-------- STORED DATA --------
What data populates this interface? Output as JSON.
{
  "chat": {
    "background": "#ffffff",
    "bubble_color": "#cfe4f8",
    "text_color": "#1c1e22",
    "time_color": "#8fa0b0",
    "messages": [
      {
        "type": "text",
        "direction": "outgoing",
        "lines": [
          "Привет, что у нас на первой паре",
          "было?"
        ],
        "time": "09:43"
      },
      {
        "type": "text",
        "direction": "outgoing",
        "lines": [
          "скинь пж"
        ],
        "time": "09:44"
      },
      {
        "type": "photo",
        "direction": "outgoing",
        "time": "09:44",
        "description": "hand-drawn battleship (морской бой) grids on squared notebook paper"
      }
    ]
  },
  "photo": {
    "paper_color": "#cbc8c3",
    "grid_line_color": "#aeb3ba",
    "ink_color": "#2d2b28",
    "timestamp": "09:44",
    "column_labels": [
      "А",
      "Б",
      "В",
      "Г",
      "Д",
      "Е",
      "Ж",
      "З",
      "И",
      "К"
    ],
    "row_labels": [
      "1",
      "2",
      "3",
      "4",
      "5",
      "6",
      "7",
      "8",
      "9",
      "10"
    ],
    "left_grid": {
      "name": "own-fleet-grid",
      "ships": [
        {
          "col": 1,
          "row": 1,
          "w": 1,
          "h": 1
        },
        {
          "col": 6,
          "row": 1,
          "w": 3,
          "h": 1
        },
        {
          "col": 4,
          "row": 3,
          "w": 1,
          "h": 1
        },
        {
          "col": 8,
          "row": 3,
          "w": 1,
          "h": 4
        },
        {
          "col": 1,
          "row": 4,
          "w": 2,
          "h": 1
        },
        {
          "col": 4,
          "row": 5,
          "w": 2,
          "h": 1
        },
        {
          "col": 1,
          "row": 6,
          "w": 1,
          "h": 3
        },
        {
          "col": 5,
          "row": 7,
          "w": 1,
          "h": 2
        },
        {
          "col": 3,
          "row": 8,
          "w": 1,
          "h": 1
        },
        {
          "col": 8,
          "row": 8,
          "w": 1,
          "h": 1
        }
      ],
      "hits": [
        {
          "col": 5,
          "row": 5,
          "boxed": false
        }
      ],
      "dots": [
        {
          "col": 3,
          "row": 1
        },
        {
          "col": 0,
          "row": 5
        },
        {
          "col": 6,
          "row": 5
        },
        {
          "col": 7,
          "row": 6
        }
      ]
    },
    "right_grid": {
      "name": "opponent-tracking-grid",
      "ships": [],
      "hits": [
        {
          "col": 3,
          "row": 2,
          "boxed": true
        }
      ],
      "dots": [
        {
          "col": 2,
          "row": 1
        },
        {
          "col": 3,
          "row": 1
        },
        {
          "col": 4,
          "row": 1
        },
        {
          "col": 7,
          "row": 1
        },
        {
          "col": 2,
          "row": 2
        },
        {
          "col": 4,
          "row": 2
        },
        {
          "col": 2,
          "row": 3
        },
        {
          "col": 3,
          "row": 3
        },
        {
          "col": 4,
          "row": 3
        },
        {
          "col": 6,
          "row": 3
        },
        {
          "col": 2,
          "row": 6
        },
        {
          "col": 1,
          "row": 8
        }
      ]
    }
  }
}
--------
**EXERCISE INSTRUCTIONS:**
Above are some records; extract every one of them exactly.

**TASK SOLUTION:**
What data populates this interface? Output as JSON.
{
  "chat": {
    "background": "#ffffff",
    "bubble_color": "#cfe4f8",
    "text_color": "#1c1e22",
    "time_color": "#8fa0b0",
    "messages": [
      {
        "type": "text",
        "direction": "outgoing",
        "lines": [
          "Привет, что у нас на первой паре",
          "было?"
        ],
        "time": "09:43"
      },
      {
        "type": "text",
        "direction": "outgoing",
        "lines": [
          "скинь пж"
        ],
        "time": "09:44"
      },
      {
        "type": "photo",
        "direction": "outgoing",
        "time": "09:44",
        "description": "hand-drawn battleship (морской бой) grids on squared notebook paper"
      }
    ]
  },
  "photo": {
    "paper_color": "#cbc8c3",
    "grid_line_color": "#aeb3ba",
    "ink_color": "#2d2b28",
    "timestamp": "09:44",
    "column_labels": [
      "А",
      "Б",
      "В",
      "Г",
      "Д",
      "Е",
      "Ж",
      "З",
      "И",
      "К"
    ],
    "row_labels": [
      "1",
      "2",
      "3",
      "4",
      "5",
      "6",
      "7",
      "8",
      "9",
      "10"
    ],
    "left_grid": {
      "name": "own-fleet-grid",
      "ships": [
        {
          "col": 1,
          "row": 1,
          "w": 1,
          "h": 1
        },
        {
          "col": 6,
          "row": 1,
          "w": 3,
          "h": 1
        },
        {
          "col": 4,
          "row": 3,
          "w": 1,
          "h": 1
        },
        {
          "col": 8,
          "row": 3,
          "w": 1,
          "h": 4
        },
        {
          "col": 1,
          "row": 4,
          "w": 2,
          "h": 1
        },
        {
          "col": 4,
          "row": 5,
          "w": 2,
          "h": 1
        },
        {
          "col": 1,
          "row": 6,
          "w": 1,
          "h": 3
        },
        {
          "col": 5,
          "row": 7,
          "w": 1,
          "h": 2
        },
        {
          "col": 3,
          "row": 8,
          "w": 1,
          "h": 1
        },
        {
          "col": 8,
          "row": 8,
          "w": 1,
          "h": 1
        }
      ],
      "hits": [
        {
          "col": 5,
          "row": 5,
          "boxed": false
        }
      ],
      "dots": [
        {
          "col": 3,
          "row": 1
        },
        {
          "col": 0,
          "row": 5
        },
        {
          "col": 6,
          "row": 5
        },
        {
          "col": 7,
          "row": 6
        }
      ]
    },
    "right_grid": {
      "name": "opponent-tracking-grid",
      "ships": [],
      "hits": [
        {
          "col": 3,
          "row": 2,
          "boxed": true
        }
      ],
      "dots": [
        {
          "col": 2,
          "row": 1
        },
        {
          "col": 3,
          "row": 1
        },
        {
          "col": 4,
          "row": 1
        },
        {
          "col": 7,
          "row": 1
        },
        {
          "col": 2,
          "row": 2
        },
        {
          "col": 4,
          "row": 2
        },
        {
          "col": 2,
          "row": 3
        },
        {
          "col": 3,
          "row": 3
        },
        {
          "col": 4,
          "row": 3
        },
        {
          "col": 6,
          "row": 3
        },
        {
          "col": 2,
          "row": 6
        },
        {
          "col": 1,
          "row": 8
        }
      ]
    }
  }
}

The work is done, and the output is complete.